(Consigne): Recopiez à l'identique le passage de l'extrait sur les provinces chinoises qui commence par « Décentralisation à la » et se poursuit jusqu'à « de leur souhait. ».

(Extrait à lire):
Comment la crise de l’immobilier a étouffé les provinces chinoises

Francois Valentin est le fondateur du podcast Uncommon Decency. Il est Schwarzman Scholar à l'Université de Tsinghua.

Le modèle économique chinois a longtemps reposé sur un système étonnamment décentralisé. Avec comme revers de la médaille une dette locale qui menace désormais de tout emporter.

Décentralisation à la Chinoise

La centralisation a longtemps été un sujet de dispute dans les cercles communistes. 

  • Marx et Engels se méfiaient des bureaucraties centralisées tandis que les les Léninistes pensaient qu’un Etat central fort était nécessaire pour construire la société industrielle qu’ils appelaient de leur souhait. 

  • En Chine ce débat a aussi fait rage, Mao s’amusant régulièrement de l’ultra centralisation sovietique tout en oscillant lui aussi entre un contrôle central strict sur ses provinces et la tentation de la décentralisation pour affaiblir le parti quand il le souhaitait. 

Mais à partir des années 80, la Chine bascule vers un modèle économique décentralisé du point de vue des dépenses publiques. Sans pour autant abandonner sa primauté politique, le parti a donné aux provinces chinoises et autres collectivités locales une grande latitude sur les sujets économiques pour leur permettre de générer une partie de leurs revenus et attirer des investissements.

(Données fournies):
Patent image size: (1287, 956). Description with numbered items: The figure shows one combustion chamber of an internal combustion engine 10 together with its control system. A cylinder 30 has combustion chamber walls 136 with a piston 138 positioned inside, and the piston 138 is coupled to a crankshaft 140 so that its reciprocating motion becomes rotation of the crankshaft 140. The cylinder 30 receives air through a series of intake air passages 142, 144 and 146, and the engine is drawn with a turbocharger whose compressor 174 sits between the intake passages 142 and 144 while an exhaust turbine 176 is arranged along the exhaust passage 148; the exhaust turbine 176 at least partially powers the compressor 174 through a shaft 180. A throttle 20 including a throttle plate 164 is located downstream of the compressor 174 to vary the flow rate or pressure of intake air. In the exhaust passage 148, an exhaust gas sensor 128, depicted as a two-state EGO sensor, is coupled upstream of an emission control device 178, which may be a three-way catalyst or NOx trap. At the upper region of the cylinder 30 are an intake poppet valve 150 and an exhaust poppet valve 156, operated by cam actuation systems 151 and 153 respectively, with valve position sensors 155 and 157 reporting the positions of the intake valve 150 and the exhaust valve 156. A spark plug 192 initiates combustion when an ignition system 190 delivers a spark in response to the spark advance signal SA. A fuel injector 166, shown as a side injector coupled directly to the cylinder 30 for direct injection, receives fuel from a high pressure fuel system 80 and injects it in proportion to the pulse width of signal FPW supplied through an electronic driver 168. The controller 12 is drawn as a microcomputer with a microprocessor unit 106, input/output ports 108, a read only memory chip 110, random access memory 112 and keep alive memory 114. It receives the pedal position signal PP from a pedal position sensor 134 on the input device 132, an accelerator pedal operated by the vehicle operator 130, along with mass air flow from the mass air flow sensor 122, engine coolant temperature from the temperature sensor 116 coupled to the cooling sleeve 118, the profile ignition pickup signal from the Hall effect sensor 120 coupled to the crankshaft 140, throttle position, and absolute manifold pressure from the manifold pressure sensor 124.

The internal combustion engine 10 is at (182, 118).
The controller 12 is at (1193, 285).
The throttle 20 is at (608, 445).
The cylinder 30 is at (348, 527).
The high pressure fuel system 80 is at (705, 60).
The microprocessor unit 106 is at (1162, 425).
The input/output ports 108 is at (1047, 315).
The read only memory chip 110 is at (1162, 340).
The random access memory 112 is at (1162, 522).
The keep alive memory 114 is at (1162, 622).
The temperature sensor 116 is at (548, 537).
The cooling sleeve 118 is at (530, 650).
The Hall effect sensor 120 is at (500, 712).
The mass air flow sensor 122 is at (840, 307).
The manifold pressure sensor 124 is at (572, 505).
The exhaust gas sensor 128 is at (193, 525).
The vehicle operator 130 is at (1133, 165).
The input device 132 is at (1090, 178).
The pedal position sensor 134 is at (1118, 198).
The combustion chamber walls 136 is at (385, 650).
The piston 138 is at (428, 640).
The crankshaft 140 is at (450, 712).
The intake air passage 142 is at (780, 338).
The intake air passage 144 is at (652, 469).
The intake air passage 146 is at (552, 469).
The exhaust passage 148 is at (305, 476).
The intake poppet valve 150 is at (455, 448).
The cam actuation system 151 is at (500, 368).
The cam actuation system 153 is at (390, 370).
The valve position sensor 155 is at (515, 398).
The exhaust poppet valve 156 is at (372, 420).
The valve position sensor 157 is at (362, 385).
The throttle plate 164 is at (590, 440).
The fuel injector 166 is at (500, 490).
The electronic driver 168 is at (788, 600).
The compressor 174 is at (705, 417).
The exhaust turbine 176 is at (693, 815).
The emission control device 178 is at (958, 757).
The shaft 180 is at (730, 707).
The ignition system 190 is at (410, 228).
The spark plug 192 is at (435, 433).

(Réponse complète):
Décentralisation à la Chinoise

La centralisation a longtemps été un sujet de dispute dans les cercles communistes. 

  • Marx et Engels se méfiaient des bureaucraties centralisées tandis que les les Léninistes pensaient qu’un Etat central fort était nécessaire pour construire la société industrielle qu’ils appelaient de leur souhait.